--- START OF Entries shown ---

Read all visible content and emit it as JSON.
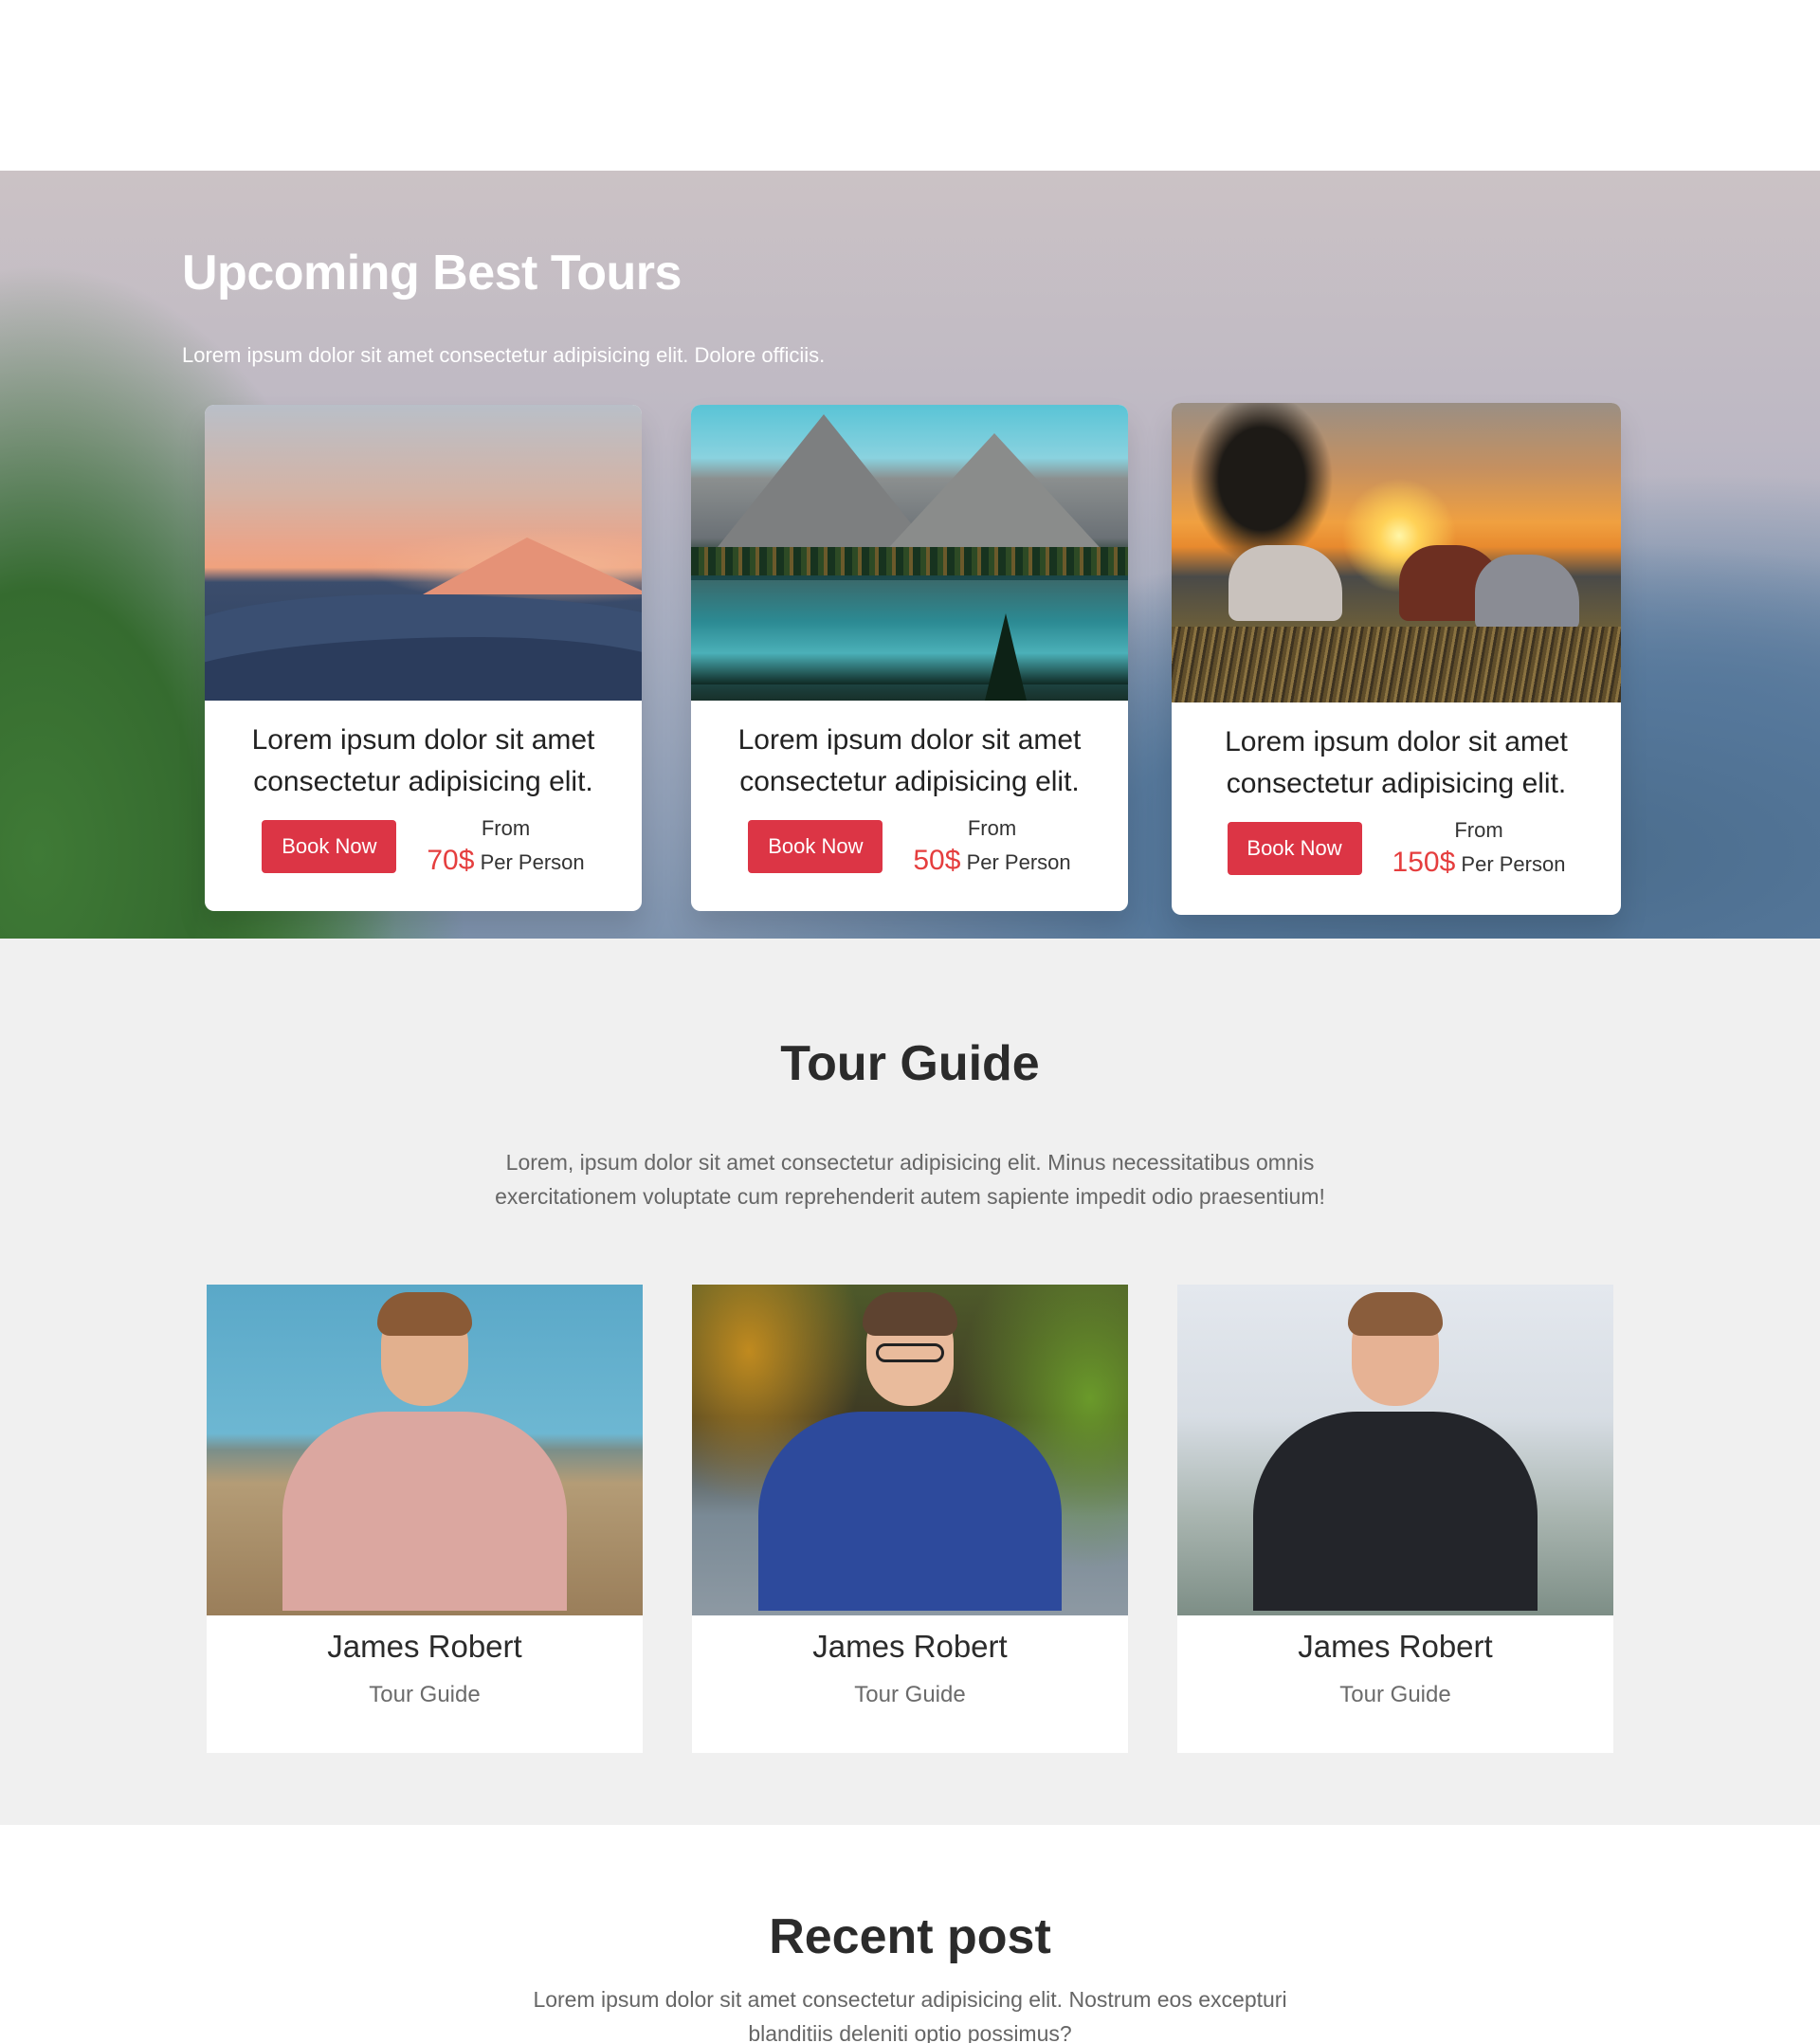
{
  "tours": {
    "title": "Upcoming Best Tours",
    "subtitle": "Lorem ipsum dolor sit amet consectetur adipisicing elit. Dolore officiis.",
    "cards": [
      {
        "desc": "Lorem ipsum dolor sit amet consectetur adipisicing elit.",
        "button": "Book Now",
        "from": "From",
        "price": "70$",
        "per": "Per Person"
      },
      {
        "desc": "Lorem ipsum dolor sit amet consectetur adipisicing elit.",
        "button": "Book Now",
        "from": "From",
        "price": "50$",
        "per": "Per Person"
      },
      {
        "desc": "Lorem ipsum dolor sit amet consectetur adipisicing elit.",
        "button": "Book Now",
        "from": "From",
        "price": "150$",
        "per": "Per Person"
      }
    ]
  },
  "guides": {
    "title": "Tour Guide",
    "description": "Lorem, ipsum dolor sit amet consectetur adipisicing elit. Minus necessitatibus omnis exercitationem voluptate cum reprehenderit autem sapiente impedit odio praesentium!",
    "cards": [
      {
        "name": "James Robert",
        "role": "Tour Guide"
      },
      {
        "name": "James Robert",
        "role": "Tour Guide"
      },
      {
        "name": "James Robert",
        "role": "Tour Guide"
      }
    ]
  },
  "recent": {
    "title": "Recent post",
    "description": "Lorem ipsum dolor sit amet consectetur adipisicing elit. Nostrum eos excepturi blanditiis deleniti optio possimus?"
  },
  "colors": {
    "accent": "#dc3545",
    "price": "#e53e3e",
    "section_bg": "#f0f0f0"
  }
}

--- END OF Entries shown ---

- _Task objective_
Exact duplication of all the records is required; pictures are omitted from the copy.

- _Task result_
Read all visible content and emit it as JSON.
{
  "tours": {
    "title": "Upcoming Best Tours",
    "subtitle": "Lorem ipsum dolor sit amet consectetur adipisicing elit. Dolore officiis.",
    "cards": [
      {
        "desc": "Lorem ipsum dolor sit amet consectetur adipisicing elit.",
        "button": "Book Now",
        "from": "From",
        "price": "70$",
        "per": "Per Person"
      },
      {
        "desc": "Lorem ipsum dolor sit amet consectetur adipisicing elit.",
        "button": "Book Now",
        "from": "From",
        "price": "50$",
        "per": "Per Person"
      },
      {
        "desc": "Lorem ipsum dolor sit amet consectetur adipisicing elit.",
        "button": "Book Now",
        "from": "From",
        "price": "150$",
        "per": "Per Person"
      }
    ]
  },
  "guides": {
    "title": "Tour Guide",
    "description": "Lorem, ipsum dolor sit amet consectetur adipisicing elit. Minus necessitatibus omnis exercitationem voluptate cum reprehenderit autem sapiente impedit odio praesentium!",
    "cards": [
      {
        "name": "James Robert",
        "role": "Tour Guide"
      },
      {
        "name": "James Robert",
        "role": "Tour Guide"
      },
      {
        "name": "James Robert",
        "role": "Tour Guide"
      }
    ]
  },
  "recent": {
    "title": "Recent post",
    "description": "Lorem ipsum dolor sit amet consectetur adipisicing elit. Nostrum eos excepturi blanditiis deleniti optio possimus?"
  },
  "colors": {
    "accent": "#dc3545",
    "price": "#e53e3e",
    "section_bg": "#f0f0f0"
  }
}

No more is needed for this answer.